What the task asks> Your answer is a single number: how many lines hold the word "Влияние"?

Listing>
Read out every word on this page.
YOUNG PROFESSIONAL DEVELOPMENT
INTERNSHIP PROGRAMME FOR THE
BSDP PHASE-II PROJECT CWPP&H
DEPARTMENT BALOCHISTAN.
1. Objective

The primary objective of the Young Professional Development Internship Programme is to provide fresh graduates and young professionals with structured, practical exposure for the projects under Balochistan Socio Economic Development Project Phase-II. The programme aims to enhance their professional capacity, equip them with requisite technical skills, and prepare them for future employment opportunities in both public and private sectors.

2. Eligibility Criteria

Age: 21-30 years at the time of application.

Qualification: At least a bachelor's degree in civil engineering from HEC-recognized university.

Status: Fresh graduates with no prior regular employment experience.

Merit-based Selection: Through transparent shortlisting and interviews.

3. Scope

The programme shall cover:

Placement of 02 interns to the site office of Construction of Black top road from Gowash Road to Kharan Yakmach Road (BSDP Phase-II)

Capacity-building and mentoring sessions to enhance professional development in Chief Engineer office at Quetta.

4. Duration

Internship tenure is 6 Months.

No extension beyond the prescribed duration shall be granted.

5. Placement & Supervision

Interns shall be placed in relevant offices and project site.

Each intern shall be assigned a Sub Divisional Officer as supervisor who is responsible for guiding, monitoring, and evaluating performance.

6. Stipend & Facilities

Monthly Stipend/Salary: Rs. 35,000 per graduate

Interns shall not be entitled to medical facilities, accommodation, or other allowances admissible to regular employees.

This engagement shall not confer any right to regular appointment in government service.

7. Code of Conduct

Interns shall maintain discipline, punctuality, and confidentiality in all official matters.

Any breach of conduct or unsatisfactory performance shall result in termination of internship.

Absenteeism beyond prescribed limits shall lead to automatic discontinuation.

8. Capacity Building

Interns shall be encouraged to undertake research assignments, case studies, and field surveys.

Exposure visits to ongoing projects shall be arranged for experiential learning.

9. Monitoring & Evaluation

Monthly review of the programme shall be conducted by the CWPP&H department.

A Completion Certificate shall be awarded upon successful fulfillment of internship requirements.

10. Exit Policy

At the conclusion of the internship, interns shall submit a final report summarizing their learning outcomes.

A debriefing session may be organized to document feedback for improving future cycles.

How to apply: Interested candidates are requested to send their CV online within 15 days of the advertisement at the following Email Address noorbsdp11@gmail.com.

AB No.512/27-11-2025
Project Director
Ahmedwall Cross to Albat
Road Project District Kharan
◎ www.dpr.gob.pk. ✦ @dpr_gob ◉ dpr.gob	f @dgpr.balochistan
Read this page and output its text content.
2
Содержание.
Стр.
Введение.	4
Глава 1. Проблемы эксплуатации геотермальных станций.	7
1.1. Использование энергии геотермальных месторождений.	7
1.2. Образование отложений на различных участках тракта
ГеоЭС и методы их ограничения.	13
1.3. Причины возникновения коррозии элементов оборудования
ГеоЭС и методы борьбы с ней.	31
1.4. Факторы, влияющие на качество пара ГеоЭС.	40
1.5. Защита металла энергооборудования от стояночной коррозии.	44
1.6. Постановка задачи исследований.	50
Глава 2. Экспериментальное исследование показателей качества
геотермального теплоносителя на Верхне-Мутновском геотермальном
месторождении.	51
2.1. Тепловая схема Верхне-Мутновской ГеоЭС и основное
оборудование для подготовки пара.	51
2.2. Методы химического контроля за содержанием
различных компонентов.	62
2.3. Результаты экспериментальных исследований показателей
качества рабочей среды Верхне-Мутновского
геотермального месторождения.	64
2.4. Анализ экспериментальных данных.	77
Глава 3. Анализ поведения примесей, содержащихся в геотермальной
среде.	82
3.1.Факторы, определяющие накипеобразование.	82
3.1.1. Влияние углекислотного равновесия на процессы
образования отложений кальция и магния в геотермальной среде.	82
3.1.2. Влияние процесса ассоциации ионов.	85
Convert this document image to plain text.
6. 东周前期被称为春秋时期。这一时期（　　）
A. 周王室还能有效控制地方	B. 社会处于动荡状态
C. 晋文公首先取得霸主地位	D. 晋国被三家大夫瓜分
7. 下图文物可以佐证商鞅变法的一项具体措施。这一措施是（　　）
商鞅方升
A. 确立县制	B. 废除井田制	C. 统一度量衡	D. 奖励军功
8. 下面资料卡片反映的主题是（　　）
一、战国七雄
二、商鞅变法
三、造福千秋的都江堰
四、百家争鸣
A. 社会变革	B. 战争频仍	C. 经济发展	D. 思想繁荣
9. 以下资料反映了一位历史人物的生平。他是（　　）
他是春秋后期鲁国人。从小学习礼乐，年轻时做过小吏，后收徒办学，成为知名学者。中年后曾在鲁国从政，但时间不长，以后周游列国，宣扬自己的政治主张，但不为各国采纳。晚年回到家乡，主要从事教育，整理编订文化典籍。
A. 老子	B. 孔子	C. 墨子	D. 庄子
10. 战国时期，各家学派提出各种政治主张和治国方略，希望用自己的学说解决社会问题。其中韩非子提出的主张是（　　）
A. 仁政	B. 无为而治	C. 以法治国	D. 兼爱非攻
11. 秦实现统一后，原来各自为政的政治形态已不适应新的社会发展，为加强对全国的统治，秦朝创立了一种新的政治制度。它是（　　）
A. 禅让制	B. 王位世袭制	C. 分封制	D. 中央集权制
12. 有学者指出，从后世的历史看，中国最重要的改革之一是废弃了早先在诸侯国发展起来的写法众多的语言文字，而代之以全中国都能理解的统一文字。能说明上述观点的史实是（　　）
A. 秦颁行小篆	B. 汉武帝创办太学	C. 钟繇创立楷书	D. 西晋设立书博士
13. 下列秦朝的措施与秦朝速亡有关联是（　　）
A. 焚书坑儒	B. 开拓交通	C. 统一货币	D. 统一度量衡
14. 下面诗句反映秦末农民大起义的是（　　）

Result> 2